**** Stored data ****

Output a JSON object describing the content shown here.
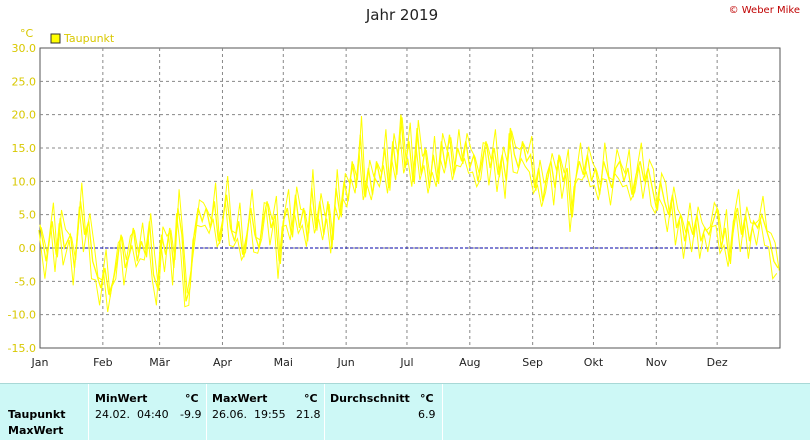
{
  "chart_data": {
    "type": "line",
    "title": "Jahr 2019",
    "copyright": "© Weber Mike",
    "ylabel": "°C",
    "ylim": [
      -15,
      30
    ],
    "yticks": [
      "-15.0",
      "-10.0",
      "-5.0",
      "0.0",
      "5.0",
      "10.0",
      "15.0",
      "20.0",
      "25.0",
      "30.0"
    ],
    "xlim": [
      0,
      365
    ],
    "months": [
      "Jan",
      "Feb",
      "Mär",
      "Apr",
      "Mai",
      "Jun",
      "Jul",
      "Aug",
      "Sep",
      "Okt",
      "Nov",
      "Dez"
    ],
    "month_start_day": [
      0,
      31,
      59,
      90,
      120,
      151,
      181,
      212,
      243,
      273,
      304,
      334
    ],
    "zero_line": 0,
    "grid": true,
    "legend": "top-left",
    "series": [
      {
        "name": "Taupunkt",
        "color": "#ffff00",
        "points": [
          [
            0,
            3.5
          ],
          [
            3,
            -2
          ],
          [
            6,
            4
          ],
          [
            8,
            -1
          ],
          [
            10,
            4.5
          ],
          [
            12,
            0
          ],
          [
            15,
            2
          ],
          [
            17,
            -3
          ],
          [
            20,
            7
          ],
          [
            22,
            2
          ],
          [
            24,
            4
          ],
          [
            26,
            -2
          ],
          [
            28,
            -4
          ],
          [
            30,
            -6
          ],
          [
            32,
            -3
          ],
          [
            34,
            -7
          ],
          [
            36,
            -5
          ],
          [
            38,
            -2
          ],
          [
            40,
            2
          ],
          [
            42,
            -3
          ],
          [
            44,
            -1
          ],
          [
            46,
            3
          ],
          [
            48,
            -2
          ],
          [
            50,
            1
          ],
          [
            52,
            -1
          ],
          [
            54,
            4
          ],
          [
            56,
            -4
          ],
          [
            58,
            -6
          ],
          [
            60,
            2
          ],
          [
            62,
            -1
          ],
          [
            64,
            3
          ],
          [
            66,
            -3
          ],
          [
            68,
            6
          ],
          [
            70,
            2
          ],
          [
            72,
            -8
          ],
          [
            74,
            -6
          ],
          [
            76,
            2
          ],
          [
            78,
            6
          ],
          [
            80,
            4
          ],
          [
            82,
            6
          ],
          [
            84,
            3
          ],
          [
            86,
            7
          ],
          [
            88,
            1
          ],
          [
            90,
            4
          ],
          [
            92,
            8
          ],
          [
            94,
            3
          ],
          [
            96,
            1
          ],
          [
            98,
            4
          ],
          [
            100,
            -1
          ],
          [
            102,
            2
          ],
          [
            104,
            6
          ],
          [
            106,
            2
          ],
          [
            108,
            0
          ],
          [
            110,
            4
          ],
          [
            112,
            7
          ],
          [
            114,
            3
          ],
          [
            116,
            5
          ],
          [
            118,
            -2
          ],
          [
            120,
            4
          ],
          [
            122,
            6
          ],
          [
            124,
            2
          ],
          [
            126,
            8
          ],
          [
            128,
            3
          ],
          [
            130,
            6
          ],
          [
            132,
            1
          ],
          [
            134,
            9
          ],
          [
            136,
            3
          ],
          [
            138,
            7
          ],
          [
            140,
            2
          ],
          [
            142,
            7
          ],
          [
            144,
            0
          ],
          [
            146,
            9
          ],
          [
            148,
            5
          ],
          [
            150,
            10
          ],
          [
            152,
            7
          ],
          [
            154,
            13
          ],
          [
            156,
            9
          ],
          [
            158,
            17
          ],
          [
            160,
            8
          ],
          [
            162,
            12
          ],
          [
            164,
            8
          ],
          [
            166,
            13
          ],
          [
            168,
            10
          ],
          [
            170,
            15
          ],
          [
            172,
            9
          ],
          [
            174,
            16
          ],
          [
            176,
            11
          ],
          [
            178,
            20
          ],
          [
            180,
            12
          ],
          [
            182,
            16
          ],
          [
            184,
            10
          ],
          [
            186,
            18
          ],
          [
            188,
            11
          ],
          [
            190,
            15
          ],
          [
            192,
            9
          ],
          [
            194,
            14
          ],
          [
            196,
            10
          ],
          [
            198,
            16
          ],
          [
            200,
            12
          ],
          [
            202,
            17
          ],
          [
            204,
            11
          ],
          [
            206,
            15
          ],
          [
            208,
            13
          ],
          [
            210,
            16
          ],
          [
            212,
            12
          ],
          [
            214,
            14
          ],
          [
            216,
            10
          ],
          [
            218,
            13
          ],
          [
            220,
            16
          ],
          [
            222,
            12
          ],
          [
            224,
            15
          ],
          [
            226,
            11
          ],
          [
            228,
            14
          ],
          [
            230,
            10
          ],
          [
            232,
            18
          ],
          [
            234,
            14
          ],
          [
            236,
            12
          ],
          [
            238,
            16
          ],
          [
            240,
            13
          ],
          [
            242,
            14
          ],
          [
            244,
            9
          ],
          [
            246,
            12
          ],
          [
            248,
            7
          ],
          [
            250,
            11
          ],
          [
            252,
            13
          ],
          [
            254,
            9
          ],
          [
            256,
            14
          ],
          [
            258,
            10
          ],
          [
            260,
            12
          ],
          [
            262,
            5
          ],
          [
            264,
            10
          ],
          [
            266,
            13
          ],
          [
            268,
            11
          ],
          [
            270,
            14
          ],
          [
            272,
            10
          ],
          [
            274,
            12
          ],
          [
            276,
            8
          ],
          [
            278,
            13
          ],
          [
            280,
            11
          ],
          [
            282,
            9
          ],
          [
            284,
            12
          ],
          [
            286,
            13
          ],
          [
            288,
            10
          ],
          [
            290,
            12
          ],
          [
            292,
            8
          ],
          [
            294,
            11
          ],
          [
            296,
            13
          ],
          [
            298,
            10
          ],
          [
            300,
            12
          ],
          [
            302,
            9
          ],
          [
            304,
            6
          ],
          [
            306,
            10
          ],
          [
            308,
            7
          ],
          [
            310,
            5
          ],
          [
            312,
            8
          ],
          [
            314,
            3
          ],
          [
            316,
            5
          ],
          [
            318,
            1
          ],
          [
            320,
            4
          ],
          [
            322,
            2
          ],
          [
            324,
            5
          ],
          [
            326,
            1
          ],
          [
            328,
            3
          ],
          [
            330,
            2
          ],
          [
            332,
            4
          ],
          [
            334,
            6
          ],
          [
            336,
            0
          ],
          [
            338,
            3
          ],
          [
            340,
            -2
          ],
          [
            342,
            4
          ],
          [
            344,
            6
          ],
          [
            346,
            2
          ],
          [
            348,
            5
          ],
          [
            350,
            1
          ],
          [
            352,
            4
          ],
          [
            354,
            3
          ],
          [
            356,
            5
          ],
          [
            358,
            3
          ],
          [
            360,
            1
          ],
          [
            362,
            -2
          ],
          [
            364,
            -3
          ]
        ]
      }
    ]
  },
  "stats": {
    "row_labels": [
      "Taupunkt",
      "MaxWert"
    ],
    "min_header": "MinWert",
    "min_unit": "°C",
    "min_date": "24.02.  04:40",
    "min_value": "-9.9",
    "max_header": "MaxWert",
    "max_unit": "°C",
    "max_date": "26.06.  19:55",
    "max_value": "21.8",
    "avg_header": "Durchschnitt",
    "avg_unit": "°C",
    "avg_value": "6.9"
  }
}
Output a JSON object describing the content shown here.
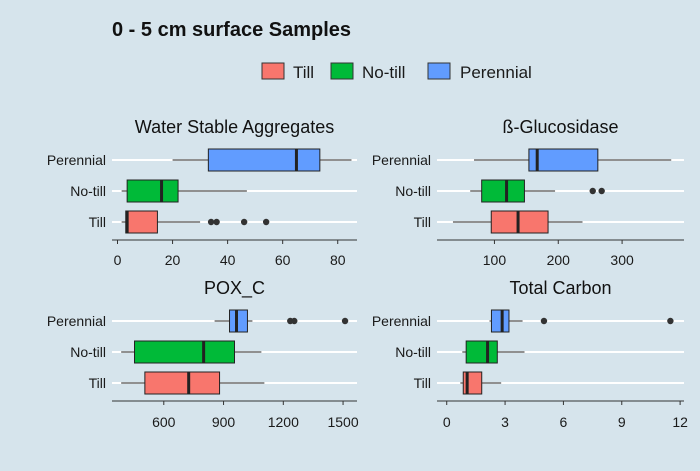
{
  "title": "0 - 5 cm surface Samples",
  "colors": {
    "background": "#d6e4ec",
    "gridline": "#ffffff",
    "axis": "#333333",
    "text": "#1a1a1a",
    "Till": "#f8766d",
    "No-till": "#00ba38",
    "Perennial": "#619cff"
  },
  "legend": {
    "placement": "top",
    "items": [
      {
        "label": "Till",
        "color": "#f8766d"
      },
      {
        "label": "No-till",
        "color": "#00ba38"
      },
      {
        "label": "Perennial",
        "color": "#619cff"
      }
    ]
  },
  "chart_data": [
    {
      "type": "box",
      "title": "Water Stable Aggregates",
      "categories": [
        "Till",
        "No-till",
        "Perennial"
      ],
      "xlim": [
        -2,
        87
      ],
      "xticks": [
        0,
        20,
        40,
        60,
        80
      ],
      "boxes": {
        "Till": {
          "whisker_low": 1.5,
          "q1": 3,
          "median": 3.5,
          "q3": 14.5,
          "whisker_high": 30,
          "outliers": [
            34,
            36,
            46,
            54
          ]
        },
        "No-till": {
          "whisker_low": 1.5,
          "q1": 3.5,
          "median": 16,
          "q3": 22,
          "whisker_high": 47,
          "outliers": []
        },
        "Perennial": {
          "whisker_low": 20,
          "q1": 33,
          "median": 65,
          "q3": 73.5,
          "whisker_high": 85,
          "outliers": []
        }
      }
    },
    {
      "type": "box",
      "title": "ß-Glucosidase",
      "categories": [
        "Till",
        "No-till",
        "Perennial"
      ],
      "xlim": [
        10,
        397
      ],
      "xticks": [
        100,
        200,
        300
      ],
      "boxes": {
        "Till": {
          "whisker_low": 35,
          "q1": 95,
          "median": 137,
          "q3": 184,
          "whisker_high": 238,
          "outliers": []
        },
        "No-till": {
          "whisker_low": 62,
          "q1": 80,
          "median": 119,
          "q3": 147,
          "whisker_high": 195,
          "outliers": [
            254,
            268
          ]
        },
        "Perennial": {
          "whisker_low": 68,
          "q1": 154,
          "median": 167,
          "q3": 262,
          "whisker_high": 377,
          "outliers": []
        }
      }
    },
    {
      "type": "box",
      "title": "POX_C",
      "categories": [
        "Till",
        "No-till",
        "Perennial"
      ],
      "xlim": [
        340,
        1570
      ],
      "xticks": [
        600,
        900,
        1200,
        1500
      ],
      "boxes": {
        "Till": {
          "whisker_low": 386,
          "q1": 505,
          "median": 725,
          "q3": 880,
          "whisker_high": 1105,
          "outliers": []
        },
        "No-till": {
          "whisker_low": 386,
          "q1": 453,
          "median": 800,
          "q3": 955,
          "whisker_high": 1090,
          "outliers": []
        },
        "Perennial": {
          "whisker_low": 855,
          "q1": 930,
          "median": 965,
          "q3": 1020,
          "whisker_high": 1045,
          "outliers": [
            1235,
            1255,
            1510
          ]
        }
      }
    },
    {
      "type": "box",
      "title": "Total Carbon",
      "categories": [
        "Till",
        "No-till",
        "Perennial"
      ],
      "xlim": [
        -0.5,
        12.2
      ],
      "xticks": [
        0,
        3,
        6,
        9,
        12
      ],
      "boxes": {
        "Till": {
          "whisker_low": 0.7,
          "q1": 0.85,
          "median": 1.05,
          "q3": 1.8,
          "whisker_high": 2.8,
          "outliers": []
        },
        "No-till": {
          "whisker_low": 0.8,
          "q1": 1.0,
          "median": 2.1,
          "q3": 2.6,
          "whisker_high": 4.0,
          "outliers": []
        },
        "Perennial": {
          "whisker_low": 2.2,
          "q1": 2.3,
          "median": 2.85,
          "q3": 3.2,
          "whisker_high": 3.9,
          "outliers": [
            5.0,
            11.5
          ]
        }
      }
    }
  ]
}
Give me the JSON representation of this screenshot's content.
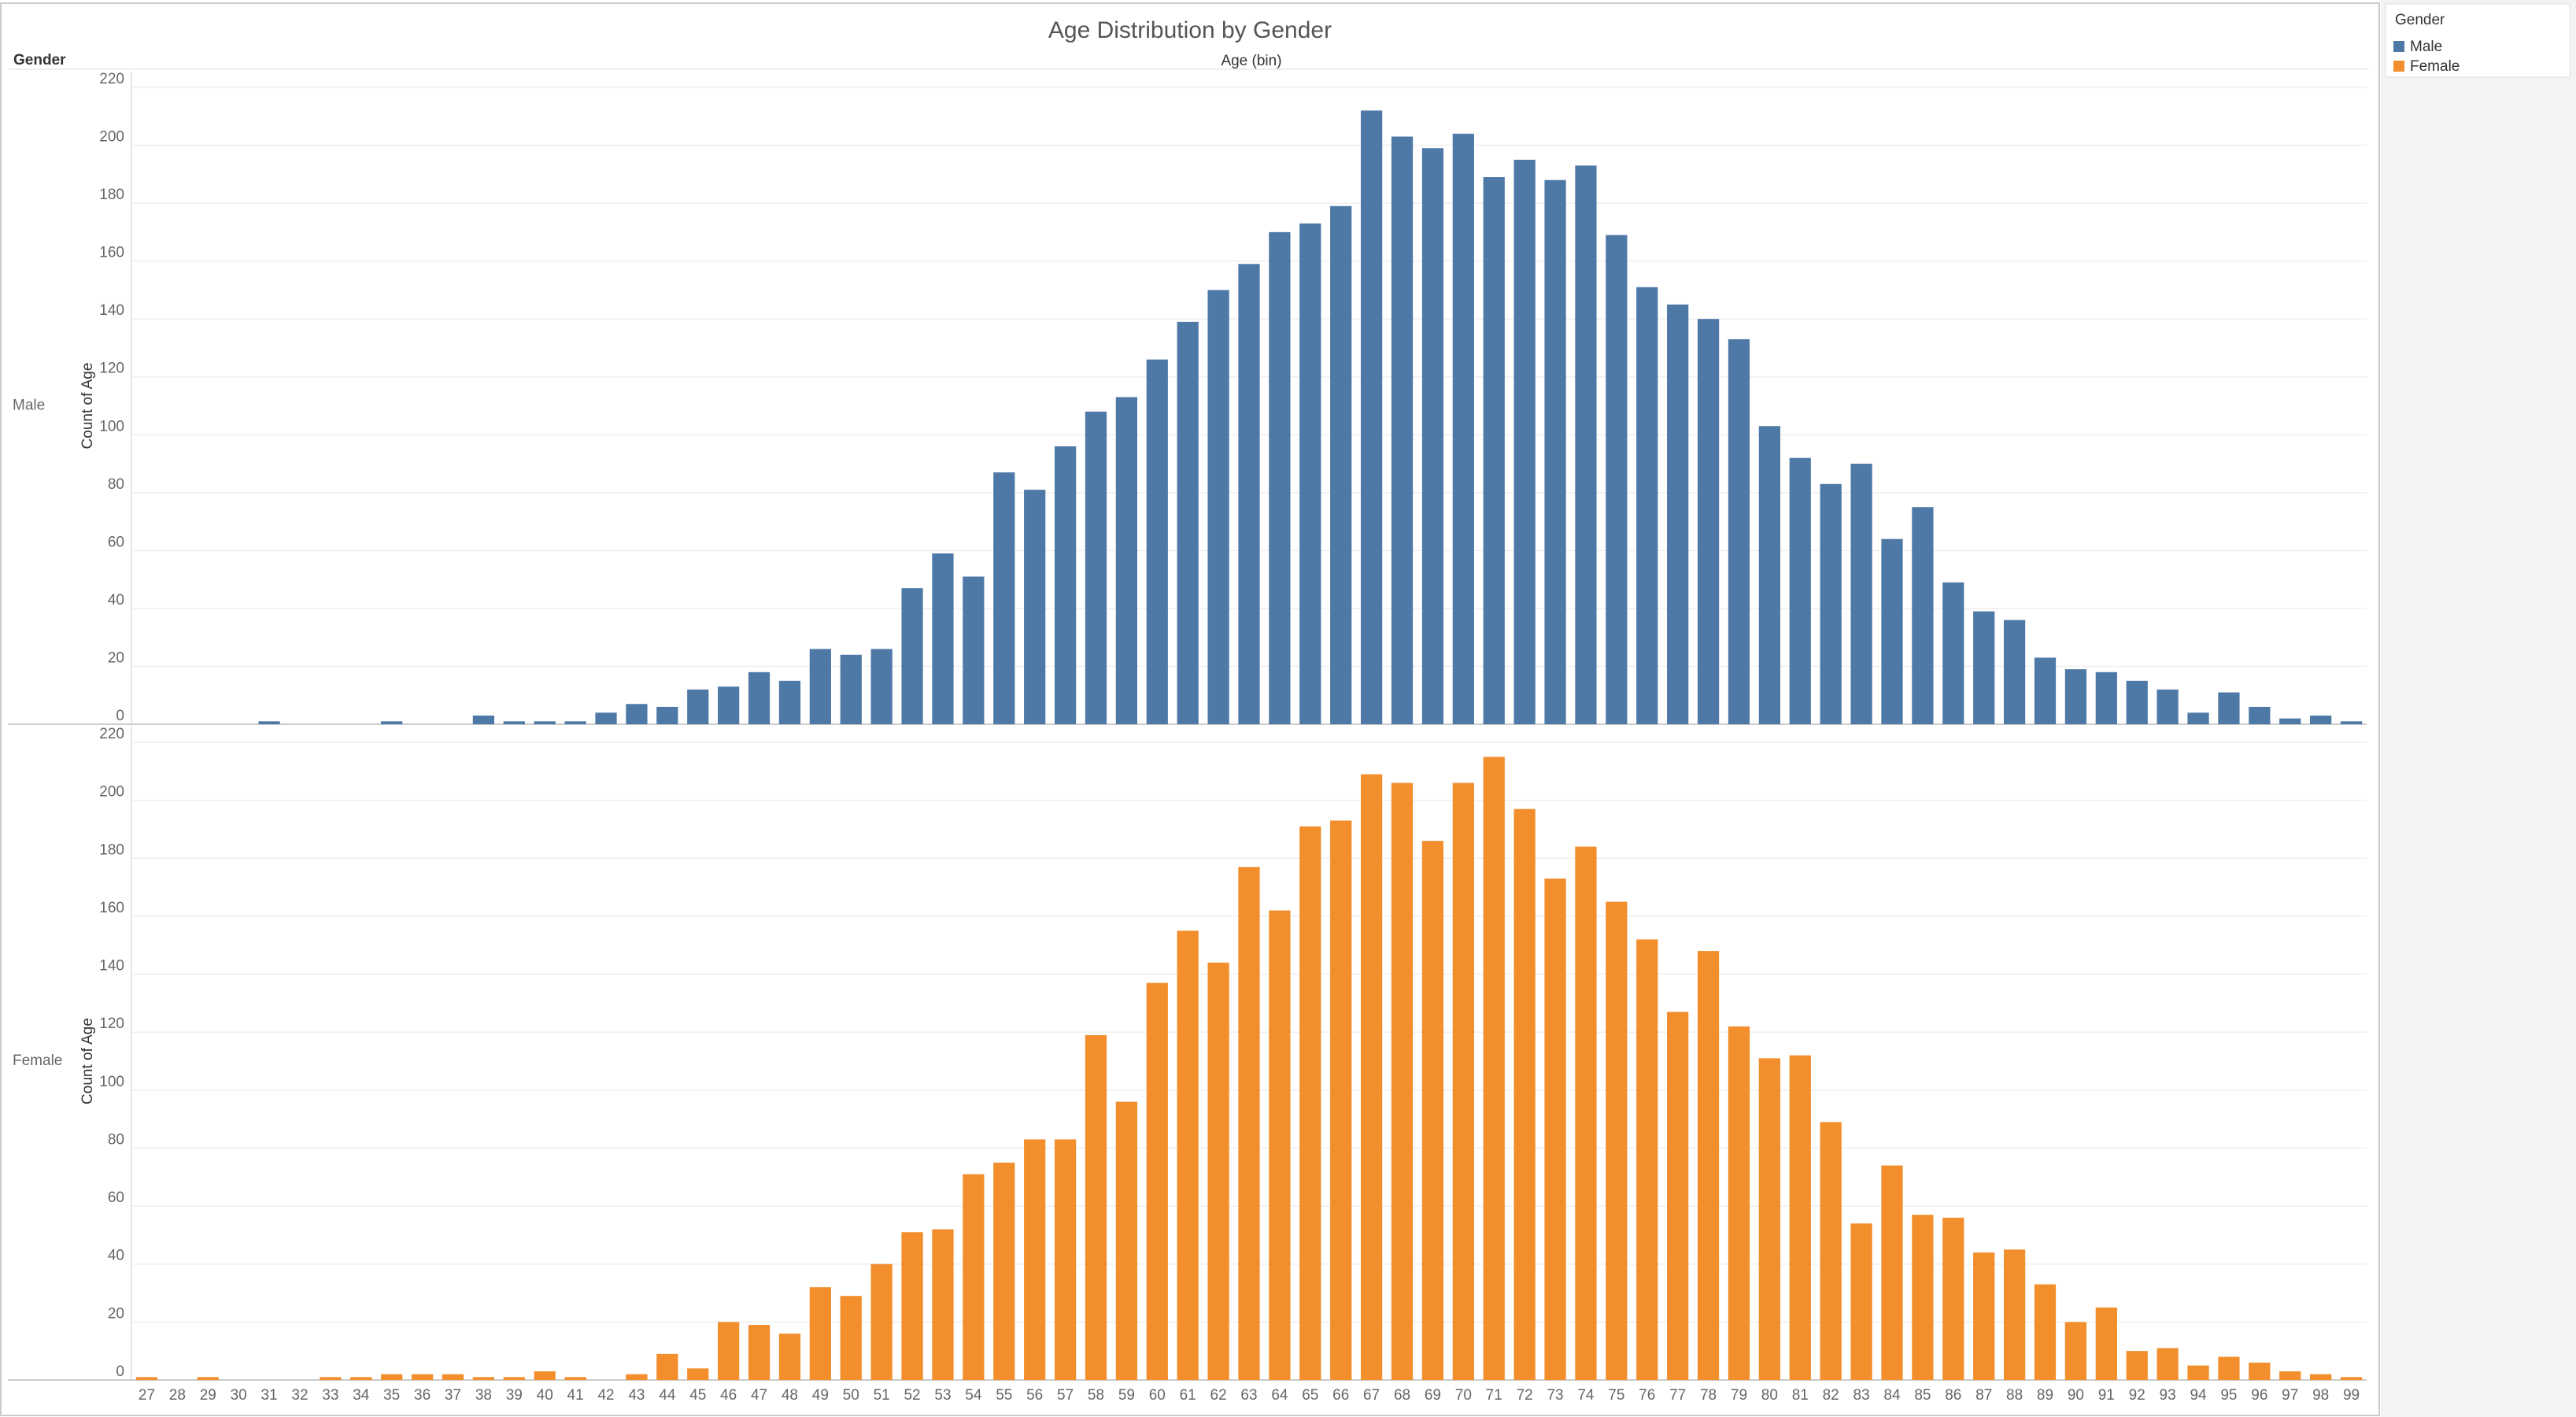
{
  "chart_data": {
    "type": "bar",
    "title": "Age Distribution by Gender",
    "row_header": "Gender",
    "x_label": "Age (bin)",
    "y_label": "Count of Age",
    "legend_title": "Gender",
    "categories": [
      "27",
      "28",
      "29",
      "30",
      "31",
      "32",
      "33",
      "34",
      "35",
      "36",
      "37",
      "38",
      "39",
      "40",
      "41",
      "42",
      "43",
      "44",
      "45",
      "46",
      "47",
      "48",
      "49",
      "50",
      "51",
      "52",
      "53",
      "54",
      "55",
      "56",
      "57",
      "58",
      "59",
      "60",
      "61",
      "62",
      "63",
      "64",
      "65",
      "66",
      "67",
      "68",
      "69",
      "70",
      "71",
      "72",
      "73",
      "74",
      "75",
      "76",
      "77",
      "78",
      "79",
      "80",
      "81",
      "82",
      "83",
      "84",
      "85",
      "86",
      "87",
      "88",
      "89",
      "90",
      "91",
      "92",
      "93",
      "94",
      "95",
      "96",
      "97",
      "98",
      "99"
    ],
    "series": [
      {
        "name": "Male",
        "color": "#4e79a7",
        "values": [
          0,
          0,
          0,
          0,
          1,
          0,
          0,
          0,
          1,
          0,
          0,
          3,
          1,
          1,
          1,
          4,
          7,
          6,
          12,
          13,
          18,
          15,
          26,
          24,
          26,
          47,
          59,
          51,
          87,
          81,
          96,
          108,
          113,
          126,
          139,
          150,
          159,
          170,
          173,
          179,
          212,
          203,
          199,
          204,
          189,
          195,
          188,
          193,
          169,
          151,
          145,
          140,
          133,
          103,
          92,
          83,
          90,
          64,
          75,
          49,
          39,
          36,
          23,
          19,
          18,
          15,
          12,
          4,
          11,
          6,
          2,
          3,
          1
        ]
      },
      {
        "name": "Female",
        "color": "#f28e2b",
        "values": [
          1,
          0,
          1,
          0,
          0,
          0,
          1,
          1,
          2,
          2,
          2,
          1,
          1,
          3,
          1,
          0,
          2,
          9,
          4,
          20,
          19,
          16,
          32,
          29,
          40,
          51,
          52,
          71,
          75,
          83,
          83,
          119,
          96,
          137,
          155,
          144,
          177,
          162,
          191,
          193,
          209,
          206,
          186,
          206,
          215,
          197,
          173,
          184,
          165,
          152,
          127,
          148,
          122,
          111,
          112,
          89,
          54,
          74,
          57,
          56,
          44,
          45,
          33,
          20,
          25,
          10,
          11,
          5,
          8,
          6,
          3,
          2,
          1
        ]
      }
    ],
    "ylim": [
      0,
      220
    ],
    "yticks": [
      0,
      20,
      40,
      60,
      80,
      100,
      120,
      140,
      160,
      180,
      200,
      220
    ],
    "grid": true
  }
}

****

- _Your instructions_:
Find every line in the records above that holds the word "median", and copy each one.

- _Exercise output_:
          "median": 3.5,
          "median": 16,
          "median": 65,
          "median": 137,
          "median": 119,
          "median": 167,
          "median": 725,
          "median": 800,
          "median": 965,
          "median": 1.05,
          "median": 2.1,
          "median": 2.85,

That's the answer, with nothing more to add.